Records that describe figures
+===+
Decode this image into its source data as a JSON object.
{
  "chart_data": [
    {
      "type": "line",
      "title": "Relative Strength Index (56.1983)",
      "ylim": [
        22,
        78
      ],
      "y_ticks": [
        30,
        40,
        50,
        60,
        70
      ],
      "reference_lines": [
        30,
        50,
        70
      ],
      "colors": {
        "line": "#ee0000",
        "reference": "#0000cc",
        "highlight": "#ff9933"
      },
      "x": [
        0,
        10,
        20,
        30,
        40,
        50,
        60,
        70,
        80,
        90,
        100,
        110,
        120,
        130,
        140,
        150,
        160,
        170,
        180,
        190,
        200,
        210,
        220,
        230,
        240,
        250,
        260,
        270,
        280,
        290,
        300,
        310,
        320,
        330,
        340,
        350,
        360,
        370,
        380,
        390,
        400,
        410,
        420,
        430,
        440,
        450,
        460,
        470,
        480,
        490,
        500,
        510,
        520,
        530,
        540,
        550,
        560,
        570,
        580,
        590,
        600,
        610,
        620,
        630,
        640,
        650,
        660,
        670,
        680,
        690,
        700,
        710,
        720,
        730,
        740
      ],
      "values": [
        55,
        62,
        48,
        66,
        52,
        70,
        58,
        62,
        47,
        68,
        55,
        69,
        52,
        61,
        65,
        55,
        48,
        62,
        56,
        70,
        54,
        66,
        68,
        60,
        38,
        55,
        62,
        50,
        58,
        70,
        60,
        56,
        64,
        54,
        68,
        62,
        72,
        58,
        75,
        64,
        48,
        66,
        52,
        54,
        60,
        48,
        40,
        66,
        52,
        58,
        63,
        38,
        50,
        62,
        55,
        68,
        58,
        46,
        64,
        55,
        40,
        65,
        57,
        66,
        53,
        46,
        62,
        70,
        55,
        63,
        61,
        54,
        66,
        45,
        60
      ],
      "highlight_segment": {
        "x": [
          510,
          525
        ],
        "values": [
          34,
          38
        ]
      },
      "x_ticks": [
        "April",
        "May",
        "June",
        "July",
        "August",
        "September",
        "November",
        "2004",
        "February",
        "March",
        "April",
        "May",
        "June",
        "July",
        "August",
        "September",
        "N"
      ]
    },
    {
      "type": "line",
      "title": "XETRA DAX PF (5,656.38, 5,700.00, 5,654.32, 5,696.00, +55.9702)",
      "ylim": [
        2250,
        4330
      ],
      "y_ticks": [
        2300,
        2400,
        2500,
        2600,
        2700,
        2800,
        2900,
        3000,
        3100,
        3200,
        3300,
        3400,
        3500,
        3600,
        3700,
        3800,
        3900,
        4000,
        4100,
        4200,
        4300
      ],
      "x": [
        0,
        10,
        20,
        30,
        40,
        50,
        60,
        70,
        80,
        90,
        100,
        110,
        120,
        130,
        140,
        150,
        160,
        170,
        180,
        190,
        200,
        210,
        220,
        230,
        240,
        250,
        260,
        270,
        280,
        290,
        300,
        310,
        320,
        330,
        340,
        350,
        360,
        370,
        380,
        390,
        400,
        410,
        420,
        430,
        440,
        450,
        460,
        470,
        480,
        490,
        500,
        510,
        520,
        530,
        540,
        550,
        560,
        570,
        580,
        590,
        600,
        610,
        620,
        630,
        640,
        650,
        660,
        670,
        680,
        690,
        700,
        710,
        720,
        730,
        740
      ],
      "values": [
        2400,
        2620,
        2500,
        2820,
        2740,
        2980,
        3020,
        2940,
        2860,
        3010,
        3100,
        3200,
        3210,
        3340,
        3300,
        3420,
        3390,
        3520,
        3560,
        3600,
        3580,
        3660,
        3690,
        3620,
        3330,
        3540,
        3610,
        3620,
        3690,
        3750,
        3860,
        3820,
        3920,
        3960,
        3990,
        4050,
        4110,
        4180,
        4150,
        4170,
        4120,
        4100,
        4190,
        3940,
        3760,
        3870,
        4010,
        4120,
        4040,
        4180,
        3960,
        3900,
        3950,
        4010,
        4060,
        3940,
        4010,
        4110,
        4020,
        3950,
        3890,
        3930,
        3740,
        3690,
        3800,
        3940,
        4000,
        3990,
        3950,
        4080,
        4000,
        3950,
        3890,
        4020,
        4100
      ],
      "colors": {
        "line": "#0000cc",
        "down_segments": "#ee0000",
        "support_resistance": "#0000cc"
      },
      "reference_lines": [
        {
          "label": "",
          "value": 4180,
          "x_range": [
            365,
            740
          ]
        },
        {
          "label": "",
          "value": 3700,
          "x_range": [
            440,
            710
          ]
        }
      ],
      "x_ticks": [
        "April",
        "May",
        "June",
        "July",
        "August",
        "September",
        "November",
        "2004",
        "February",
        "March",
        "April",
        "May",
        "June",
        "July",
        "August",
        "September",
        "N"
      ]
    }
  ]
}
+===+
__Work required__. From the records above, extract every entry exactly as given.

__Output__.
Decode this image into its source data as a JSON object.
{
  "chart_data": [
    {
      "type": "line",
      "title": "Relative Strength Index (56.1983)",
      "ylim": [
        22,
        78
      ],
      "y_ticks": [
        30,
        40,
        50,
        60,
        70
      ],
      "reference_lines": [
        30,
        50,
        70
      ],
      "colors": {
        "line": "#ee0000",
        "reference": "#0000cc",
        "highlight": "#ff9933"
      },
      "x": [
        0,
        10,
        20,
        30,
        40,
        50,
        60,
        70,
        80,
        90,
        100,
        110,
        120,
        130,
        140,
        150,
        160,
        170,
        180,
        190,
        200,
        210,
        220,
        230,
        240,
        250,
        260,
        270,
        280,
        290,
        300,
        310,
        320,
        330,
        340,
        350,
        360,
        370,
        380,
        390,
        400,
        410,
        420,
        430,
        440,
        450,
        460,
        470,
        480,
        490,
        500,
        510,
        520,
        530,
        540,
        550,
        560,
        570,
        580,
        590,
        600,
        610,
        620,
        630,
        640,
        650,
        660,
        670,
        680,
        690,
        700,
        710,
        720,
        730,
        740
      ],
      "values": [
        55,
        62,
        48,
        66,
        52,
        70,
        58,
        62,
        47,
        68,
        55,
        69,
        52,
        61,
        65,
        55,
        48,
        62,
        56,
        70,
        54,
        66,
        68,
        60,
        38,
        55,
        62,
        50,
        58,
        70,
        60,
        56,
        64,
        54,
        68,
        62,
        72,
        58,
        75,
        64,
        48,
        66,
        52,
        54,
        60,
        48,
        40,
        66,
        52,
        58,
        63,
        38,
        50,
        62,
        55,
        68,
        58,
        46,
        64,
        55,
        40,
        65,
        57,
        66,
        53,
        46,
        62,
        70,
        55,
        63,
        61,
        54,
        66,
        45,
        60
      ],
      "highlight_segment": {
        "x": [
          510,
          525
        ],
        "values": [
          34,
          38
        ]
      },
      "x_ticks": [
        "April",
        "May",
        "June",
        "July",
        "August",
        "September",
        "November",
        "2004",
        "February",
        "March",
        "April",
        "May",
        "June",
        "July",
        "August",
        "September",
        "N"
      ]
    },
    {
      "type": "line",
      "title": "XETRA DAX PF (5,656.38, 5,700.00, 5,654.32, 5,696.00, +55.9702)",
      "ylim": [
        2250,
        4330
      ],
      "y_ticks": [
        2300,
        2400,
        2500,
        2600,
        2700,
        2800,
        2900,
        3000,
        3100,
        3200,
        3300,
        3400,
        3500,
        3600,
        3700,
        3800,
        3900,
        4000,
        4100,
        4200,
        4300
      ],
      "x": [
        0,
        10,
        20,
        30,
        40,
        50,
        60,
        70,
        80,
        90,
        100,
        110,
        120,
        130,
        140,
        150,
        160,
        170,
        180,
        190,
        200,
        210,
        220,
        230,
        240,
        250,
        260,
        270,
        280,
        290,
        300,
        310,
        320,
        330,
        340,
        350,
        360,
        370,
        380,
        390,
        400,
        410,
        420,
        430,
        440,
        450,
        460,
        470,
        480,
        490,
        500,
        510,
        520,
        530,
        540,
        550,
        560,
        570,
        580,
        590,
        600,
        610,
        620,
        630,
        640,
        650,
        660,
        670,
        680,
        690,
        700,
        710,
        720,
        730,
        740
      ],
      "values": [
        2400,
        2620,
        2500,
        2820,
        2740,
        2980,
        3020,
        2940,
        2860,
        3010,
        3100,
        3200,
        3210,
        3340,
        3300,
        3420,
        3390,
        3520,
        3560,
        3600,
        3580,
        3660,
        3690,
        3620,
        3330,
        3540,
        3610,
        3620,
        3690,
        3750,
        3860,
        3820,
        3920,
        3960,
        3990,
        4050,
        4110,
        4180,
        4150,
        4170,
        4120,
        4100,
        4190,
        3940,
        3760,
        3870,
        4010,
        4120,
        4040,
        4180,
        3960,
        3900,
        3950,
        4010,
        4060,
        3940,
        4010,
        4110,
        4020,
        3950,
        3890,
        3930,
        3740,
        3690,
        3800,
        3940,
        4000,
        3990,
        3950,
        4080,
        4000,
        3950,
        3890,
        4020,
        4100
      ],
      "colors": {
        "line": "#0000cc",
        "down_segments": "#ee0000",
        "support_resistance": "#0000cc"
      },
      "reference_lines": [
        {
          "label": "",
          "value": 4180,
          "x_range": [
            365,
            740
          ]
        },
        {
          "label": "",
          "value": 3700,
          "x_range": [
            440,
            710
          ]
        }
      ],
      "x_ticks": [
        "April",
        "May",
        "June",
        "July",
        "August",
        "September",
        "November",
        "2004",
        "February",
        "March",
        "April",
        "May",
        "June",
        "July",
        "August",
        "September",
        "N"
      ]
    }
  ]
}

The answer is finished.